Goal of the exercise:
List each line of the data that holds the string "Directory".

Dataset records:

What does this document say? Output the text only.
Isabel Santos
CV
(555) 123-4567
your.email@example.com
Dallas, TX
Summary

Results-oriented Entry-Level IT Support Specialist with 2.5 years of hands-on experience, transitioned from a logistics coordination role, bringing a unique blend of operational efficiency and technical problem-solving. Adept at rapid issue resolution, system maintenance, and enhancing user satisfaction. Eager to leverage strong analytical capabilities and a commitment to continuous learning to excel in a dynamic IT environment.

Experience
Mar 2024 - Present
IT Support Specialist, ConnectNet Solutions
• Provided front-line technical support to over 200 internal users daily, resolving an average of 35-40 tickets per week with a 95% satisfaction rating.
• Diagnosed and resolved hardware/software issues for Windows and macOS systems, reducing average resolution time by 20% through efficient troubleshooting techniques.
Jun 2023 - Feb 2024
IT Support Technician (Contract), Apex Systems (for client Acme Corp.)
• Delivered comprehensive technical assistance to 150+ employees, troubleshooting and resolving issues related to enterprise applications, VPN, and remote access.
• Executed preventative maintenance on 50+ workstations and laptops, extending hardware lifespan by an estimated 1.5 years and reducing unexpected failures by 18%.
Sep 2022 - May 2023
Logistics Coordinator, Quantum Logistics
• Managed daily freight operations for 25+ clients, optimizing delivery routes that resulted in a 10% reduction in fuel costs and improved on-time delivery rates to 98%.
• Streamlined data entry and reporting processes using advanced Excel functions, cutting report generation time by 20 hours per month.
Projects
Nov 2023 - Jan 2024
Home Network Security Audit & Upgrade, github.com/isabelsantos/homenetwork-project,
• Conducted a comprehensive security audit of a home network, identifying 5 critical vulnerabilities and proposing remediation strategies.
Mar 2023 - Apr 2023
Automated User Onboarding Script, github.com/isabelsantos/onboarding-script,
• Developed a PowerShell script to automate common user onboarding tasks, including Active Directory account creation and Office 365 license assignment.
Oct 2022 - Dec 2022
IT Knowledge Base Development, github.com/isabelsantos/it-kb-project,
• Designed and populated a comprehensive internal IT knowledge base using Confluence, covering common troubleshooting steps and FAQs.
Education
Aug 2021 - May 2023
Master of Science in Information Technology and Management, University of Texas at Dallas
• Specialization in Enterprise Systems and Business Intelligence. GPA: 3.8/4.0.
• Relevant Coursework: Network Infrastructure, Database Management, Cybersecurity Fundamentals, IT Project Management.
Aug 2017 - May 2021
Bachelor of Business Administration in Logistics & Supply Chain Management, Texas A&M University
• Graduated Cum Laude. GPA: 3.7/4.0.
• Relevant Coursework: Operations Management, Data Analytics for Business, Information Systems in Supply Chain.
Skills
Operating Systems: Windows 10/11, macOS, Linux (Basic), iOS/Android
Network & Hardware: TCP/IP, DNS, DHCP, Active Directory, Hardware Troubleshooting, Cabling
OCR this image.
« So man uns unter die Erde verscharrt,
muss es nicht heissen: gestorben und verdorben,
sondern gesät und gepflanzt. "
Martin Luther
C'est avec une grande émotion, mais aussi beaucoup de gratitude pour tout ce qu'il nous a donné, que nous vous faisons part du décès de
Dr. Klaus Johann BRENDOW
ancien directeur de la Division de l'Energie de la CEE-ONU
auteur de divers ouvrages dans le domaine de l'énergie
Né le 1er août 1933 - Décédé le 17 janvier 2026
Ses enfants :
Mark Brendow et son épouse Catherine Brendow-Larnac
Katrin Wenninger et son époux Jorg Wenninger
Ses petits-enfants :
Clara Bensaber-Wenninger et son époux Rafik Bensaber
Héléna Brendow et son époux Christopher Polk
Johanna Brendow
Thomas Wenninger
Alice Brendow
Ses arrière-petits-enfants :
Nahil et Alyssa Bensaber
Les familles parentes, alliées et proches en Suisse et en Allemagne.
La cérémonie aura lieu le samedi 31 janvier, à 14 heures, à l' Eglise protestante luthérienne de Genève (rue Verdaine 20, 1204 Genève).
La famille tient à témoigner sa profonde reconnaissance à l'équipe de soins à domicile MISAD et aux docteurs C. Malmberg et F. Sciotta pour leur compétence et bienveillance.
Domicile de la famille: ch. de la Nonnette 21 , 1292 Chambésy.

Response below:
• Developed a PowerShell script to automate common user onboarding tasks, including Active Directory account creation and Office 365 license assignment.
Network & Hardware: TCP/IP, DNS, DHCP, Active Directory, Hardware Troubleshooting, Cabling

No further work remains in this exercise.